## [Work instructions]
Go through the entries below and copy each line containing the word "four".

## [Dataset]
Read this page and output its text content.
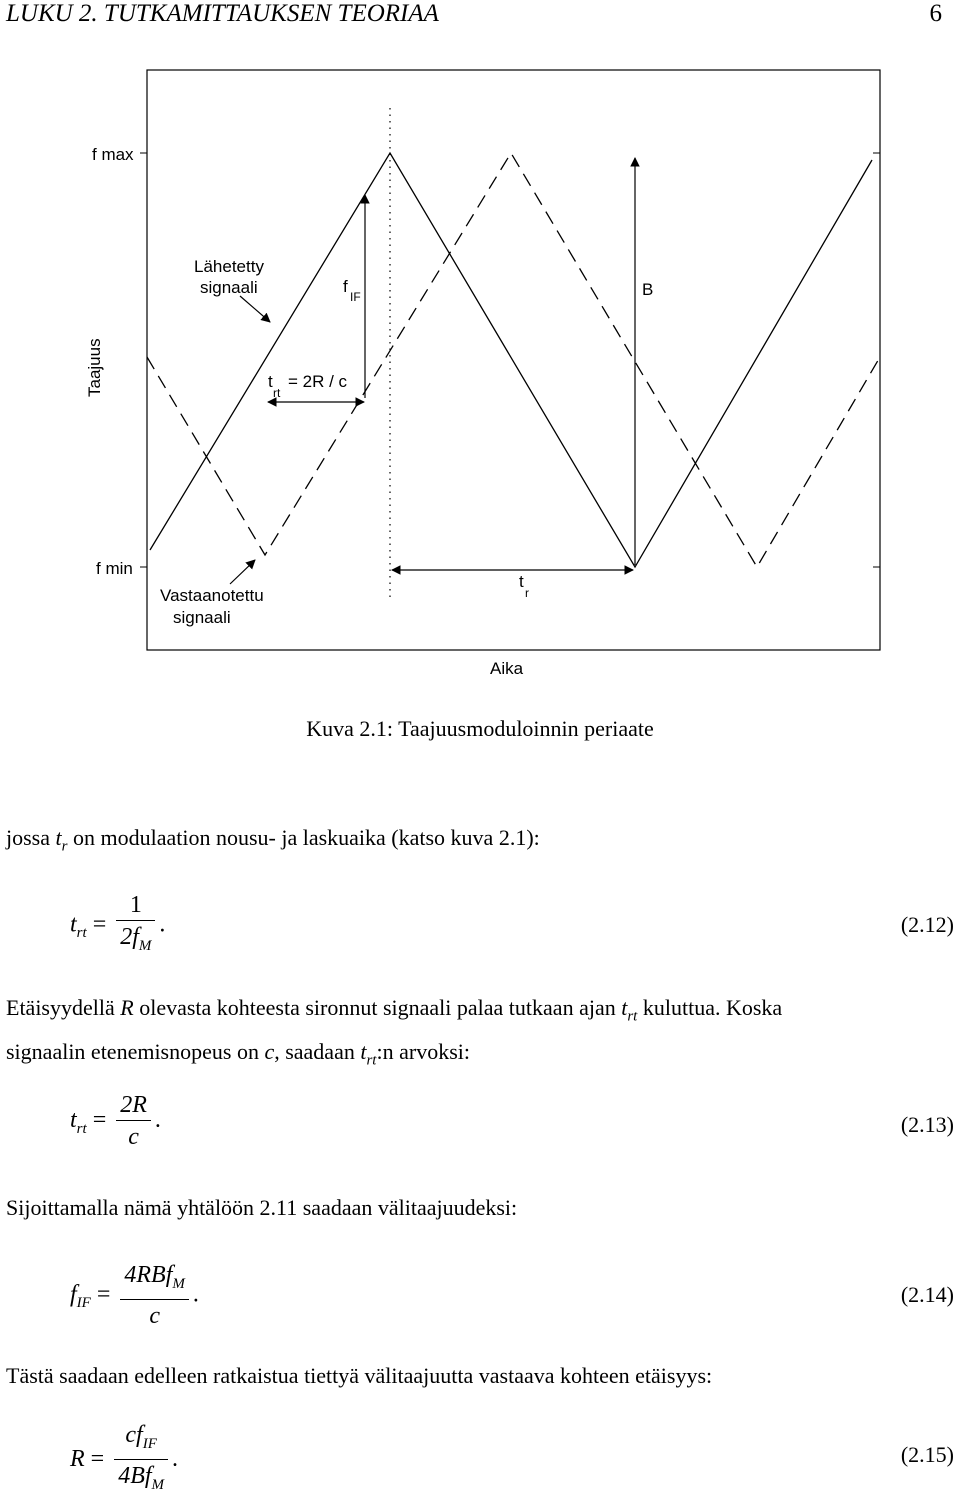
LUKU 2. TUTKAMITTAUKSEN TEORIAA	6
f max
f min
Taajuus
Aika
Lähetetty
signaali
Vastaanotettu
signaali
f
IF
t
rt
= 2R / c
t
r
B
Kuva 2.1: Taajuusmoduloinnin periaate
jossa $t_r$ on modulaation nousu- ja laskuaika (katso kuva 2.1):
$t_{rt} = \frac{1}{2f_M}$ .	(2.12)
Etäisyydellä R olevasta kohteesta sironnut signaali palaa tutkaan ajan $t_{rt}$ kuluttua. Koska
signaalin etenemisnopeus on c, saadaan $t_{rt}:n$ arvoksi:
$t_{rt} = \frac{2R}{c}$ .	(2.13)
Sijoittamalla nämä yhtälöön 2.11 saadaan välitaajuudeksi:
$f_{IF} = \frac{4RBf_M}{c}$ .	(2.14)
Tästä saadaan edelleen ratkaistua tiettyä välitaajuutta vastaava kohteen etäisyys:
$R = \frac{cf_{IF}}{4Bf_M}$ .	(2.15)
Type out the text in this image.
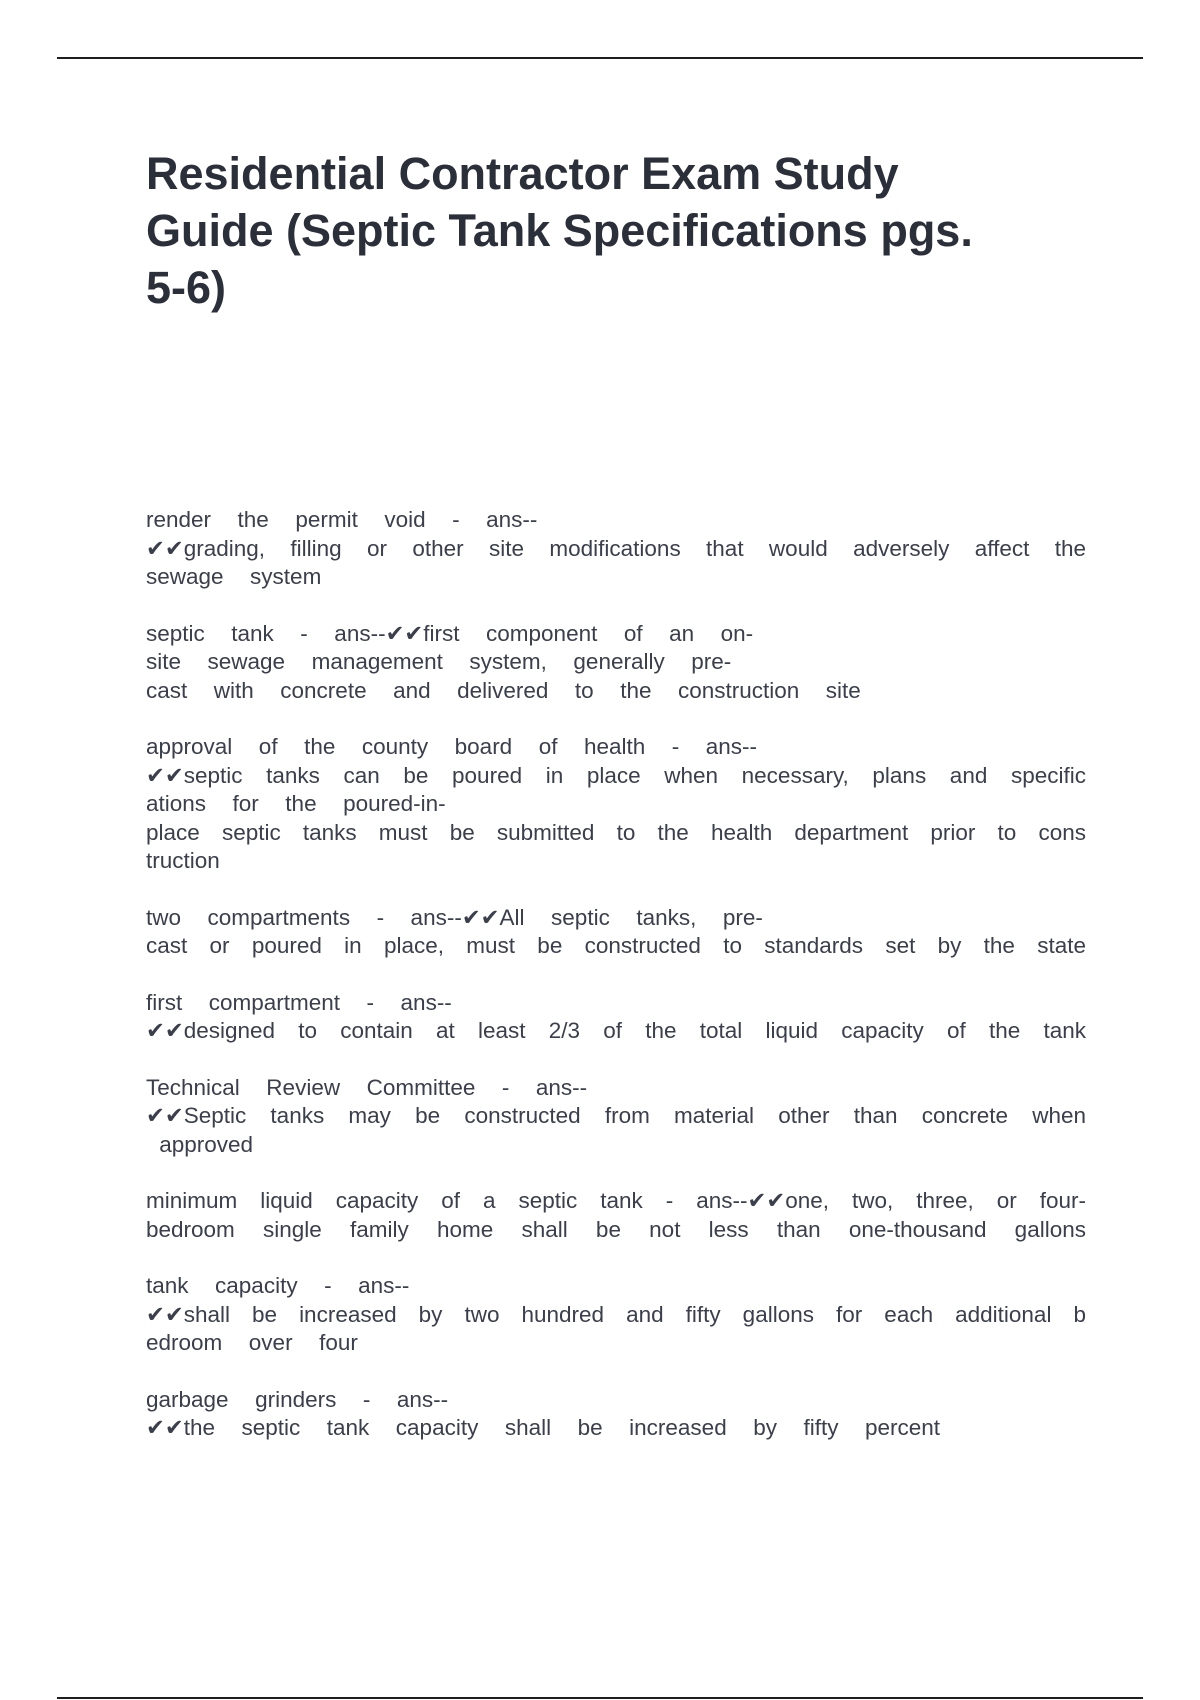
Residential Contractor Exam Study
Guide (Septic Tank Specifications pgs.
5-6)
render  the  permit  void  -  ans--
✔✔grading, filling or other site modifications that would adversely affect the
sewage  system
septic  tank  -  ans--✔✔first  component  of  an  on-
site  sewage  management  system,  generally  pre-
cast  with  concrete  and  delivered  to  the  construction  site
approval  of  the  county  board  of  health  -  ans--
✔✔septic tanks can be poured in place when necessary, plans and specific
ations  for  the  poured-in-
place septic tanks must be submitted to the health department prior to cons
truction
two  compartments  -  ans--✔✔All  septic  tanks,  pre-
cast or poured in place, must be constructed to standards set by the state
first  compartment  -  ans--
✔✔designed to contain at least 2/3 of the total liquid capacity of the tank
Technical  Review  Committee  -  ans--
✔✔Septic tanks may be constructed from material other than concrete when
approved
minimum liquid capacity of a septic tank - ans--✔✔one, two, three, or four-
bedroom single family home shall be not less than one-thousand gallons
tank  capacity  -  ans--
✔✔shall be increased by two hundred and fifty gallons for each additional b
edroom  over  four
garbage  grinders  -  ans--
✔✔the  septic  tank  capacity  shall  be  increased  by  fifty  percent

## [Solution]
minimum liquid capacity of a septic tank - ans--✔✔one, two, three, or four-
edroom  over  four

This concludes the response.